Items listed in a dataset

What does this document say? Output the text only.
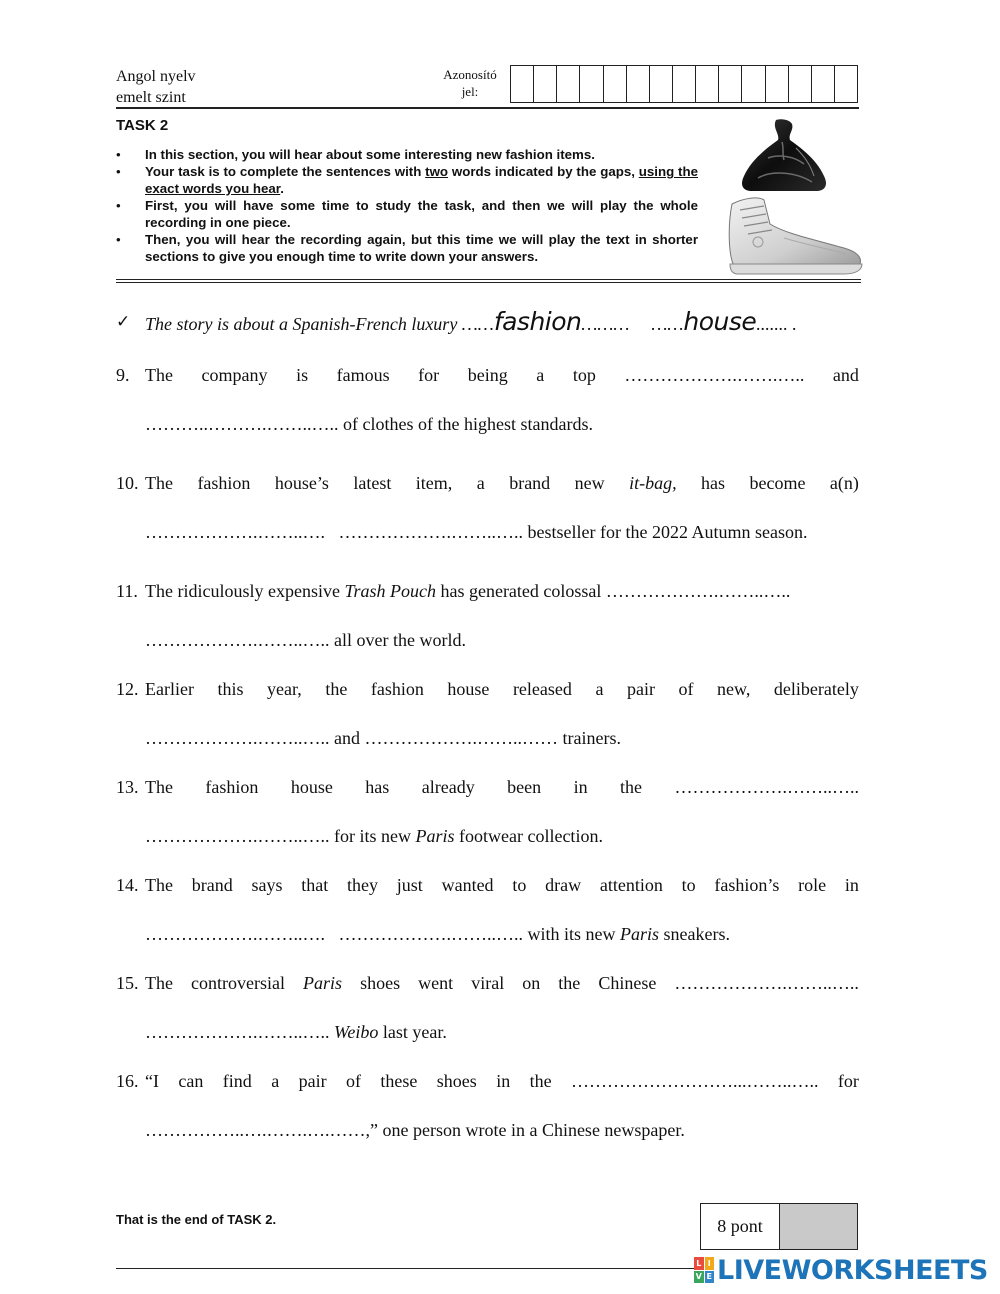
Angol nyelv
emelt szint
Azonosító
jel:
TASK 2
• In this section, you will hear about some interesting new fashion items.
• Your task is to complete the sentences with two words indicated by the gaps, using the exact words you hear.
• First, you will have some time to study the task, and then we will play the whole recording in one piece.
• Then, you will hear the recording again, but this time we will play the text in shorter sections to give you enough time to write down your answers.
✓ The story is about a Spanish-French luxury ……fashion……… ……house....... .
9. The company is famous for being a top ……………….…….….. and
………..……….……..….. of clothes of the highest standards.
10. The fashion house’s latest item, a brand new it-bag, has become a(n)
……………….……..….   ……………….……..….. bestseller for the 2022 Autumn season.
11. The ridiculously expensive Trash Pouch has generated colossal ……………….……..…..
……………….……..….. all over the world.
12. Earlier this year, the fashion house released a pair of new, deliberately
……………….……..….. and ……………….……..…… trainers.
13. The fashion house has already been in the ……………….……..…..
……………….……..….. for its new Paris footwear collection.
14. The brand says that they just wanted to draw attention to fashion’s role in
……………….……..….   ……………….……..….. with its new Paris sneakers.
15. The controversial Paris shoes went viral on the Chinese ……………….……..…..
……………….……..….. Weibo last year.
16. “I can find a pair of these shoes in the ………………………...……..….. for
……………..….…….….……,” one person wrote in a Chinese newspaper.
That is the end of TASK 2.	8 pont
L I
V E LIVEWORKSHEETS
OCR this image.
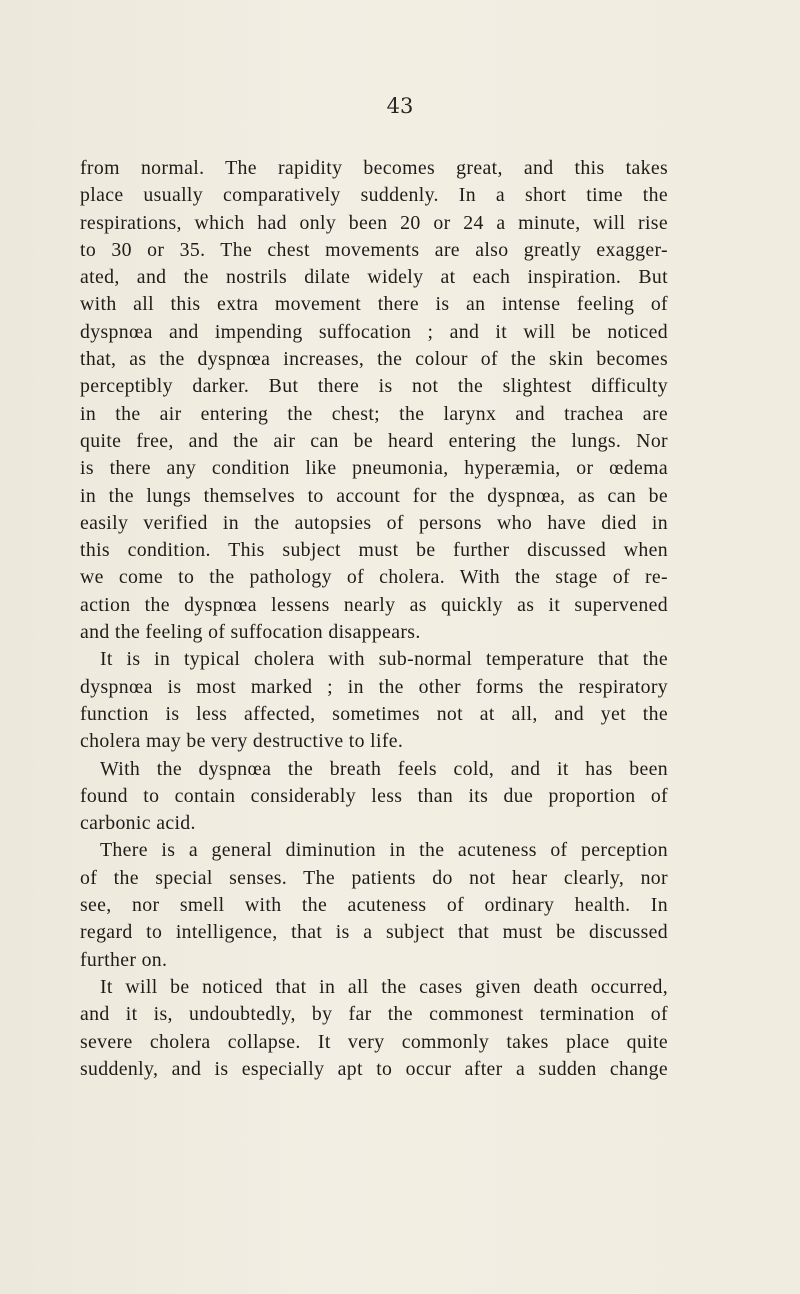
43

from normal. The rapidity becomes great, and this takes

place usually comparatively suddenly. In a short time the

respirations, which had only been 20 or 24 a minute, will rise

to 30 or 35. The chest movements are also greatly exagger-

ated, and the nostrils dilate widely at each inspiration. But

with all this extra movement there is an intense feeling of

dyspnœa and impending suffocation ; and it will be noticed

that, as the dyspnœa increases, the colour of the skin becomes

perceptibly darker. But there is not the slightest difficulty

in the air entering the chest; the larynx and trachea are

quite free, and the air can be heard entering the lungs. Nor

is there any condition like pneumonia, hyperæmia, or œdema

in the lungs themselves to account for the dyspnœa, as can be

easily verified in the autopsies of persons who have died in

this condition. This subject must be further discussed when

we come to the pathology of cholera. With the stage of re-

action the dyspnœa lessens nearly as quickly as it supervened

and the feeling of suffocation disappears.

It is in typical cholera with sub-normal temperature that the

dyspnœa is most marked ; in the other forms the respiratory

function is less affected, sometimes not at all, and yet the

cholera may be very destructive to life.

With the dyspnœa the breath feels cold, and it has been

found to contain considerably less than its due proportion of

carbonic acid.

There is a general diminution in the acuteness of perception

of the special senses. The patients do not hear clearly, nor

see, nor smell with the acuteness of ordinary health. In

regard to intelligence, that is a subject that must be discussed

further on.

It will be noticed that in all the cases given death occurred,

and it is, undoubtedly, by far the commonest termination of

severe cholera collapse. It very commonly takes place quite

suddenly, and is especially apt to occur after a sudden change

Description of the task
Find the lines above that contain the word "lungs" and copy each one.

Worked solution
quite free, and the air can be heard entering the lungs. Nor
in the lungs themselves to account for the dyspnœa, as can be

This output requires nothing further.